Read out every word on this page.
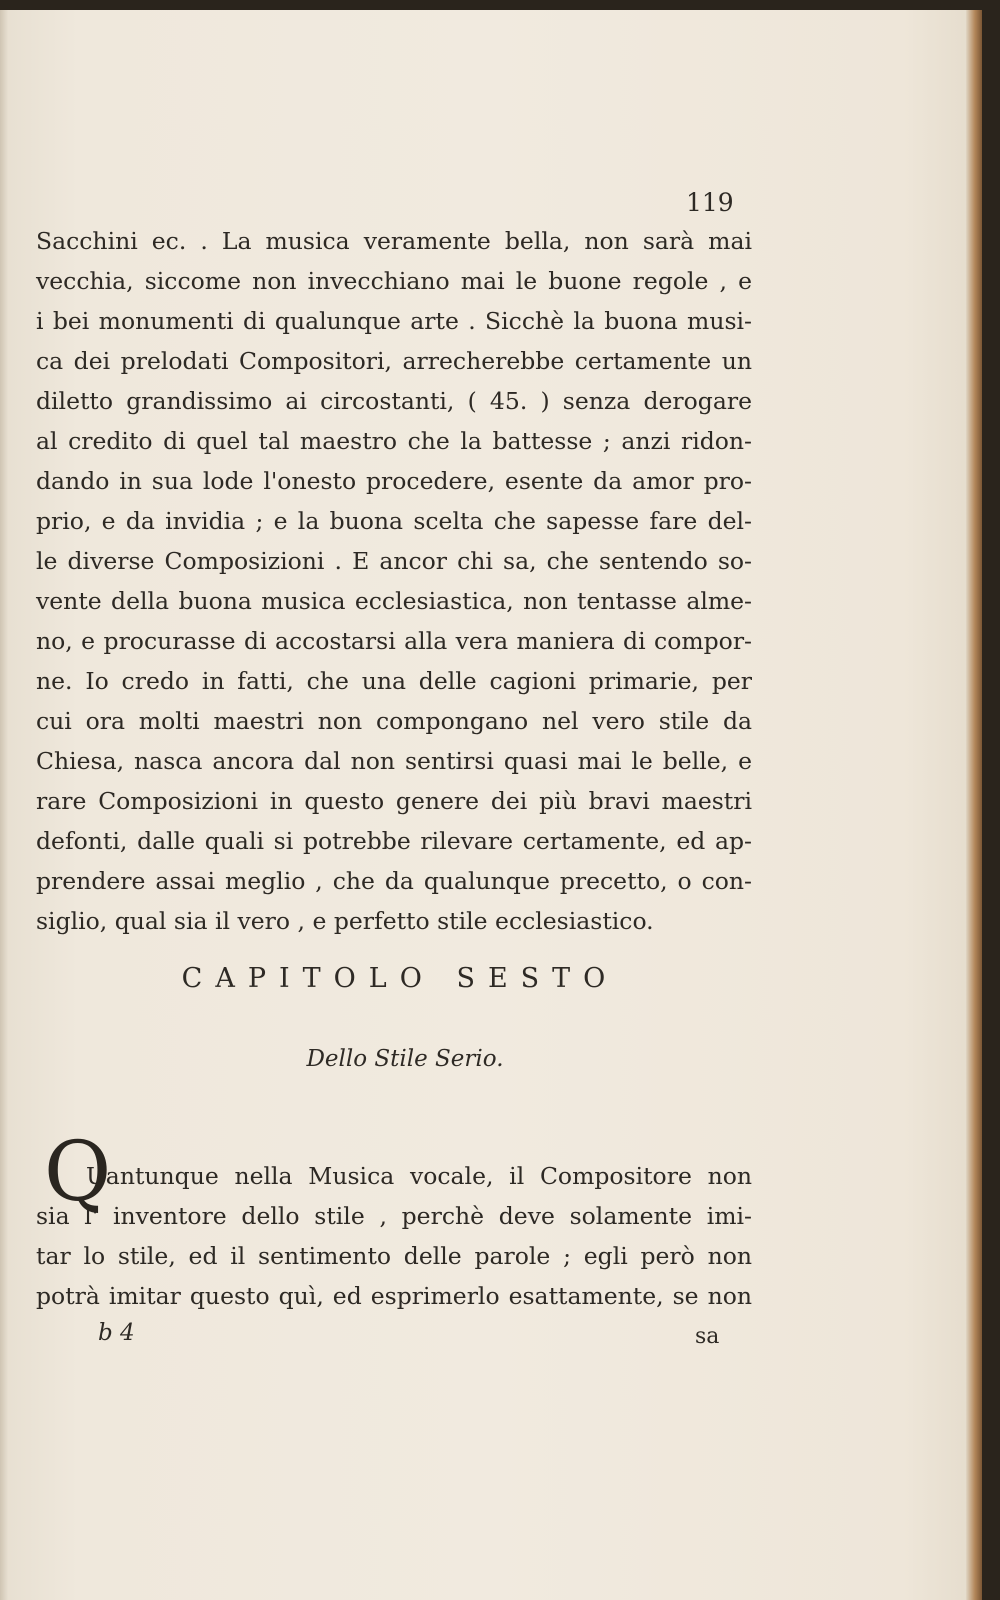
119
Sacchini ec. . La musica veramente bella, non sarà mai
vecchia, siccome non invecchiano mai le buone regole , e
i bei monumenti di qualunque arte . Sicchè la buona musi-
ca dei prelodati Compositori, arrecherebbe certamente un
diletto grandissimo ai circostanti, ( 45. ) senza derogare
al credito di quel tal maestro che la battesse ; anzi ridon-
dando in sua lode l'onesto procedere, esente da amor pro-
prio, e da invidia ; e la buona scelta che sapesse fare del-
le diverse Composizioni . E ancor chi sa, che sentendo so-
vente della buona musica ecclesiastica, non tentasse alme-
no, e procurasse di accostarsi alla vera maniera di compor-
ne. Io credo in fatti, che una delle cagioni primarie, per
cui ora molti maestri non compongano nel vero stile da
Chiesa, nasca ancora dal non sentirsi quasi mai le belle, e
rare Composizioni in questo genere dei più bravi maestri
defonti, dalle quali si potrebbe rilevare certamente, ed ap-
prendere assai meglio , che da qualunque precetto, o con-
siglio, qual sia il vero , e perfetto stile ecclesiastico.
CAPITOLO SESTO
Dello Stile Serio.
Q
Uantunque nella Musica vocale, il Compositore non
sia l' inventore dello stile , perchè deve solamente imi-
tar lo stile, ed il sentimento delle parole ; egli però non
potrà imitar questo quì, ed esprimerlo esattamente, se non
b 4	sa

## Work instructions
Print the complete listing exactly as it stands, without its pictures.

## Right answer
Read out every word on this page.
119
Sacchini ec. . La musica veramente bella, non sarà mai
vecchia, siccome non invecchiano mai le buone regole , e
i bei monumenti di qualunque arte . Sicchè la buona musi-
ca dei prelodati Compositori, arrecherebbe certamente un
diletto grandissimo ai circostanti, ( 45. ) senza derogare
al credito di quel tal maestro che la battesse ; anzi ridon-
dando in sua lode l'onesto procedere, esente da amor pro-
prio, e da invidia ; e la buona scelta che sapesse fare del-
le diverse Composizioni . E ancor chi sa, che sentendo so-
vente della buona musica ecclesiastica, non tentasse alme-
no, e procurasse di accostarsi alla vera maniera di compor-
ne. Io credo in fatti, che una delle cagioni primarie, per
cui ora molti maestri non compongano nel vero stile da
Chiesa, nasca ancora dal non sentirsi quasi mai le belle, e
rare Composizioni in questo genere dei più bravi maestri
defonti, dalle quali si potrebbe rilevare certamente, ed ap-
prendere assai meglio , che da qualunque precetto, o con-
siglio, qual sia il vero , e perfetto stile ecclesiastico.
CAPITOLO SESTO
Dello Stile Serio.
Q
Uantunque nella Musica vocale, il Compositore non
sia l' inventore dello stile , perchè deve solamente imi-
tar lo stile, ed il sentimento delle parole ; egli però non
potrà imitar questo quì, ed esprimerlo esattamente, se non
b 4	sa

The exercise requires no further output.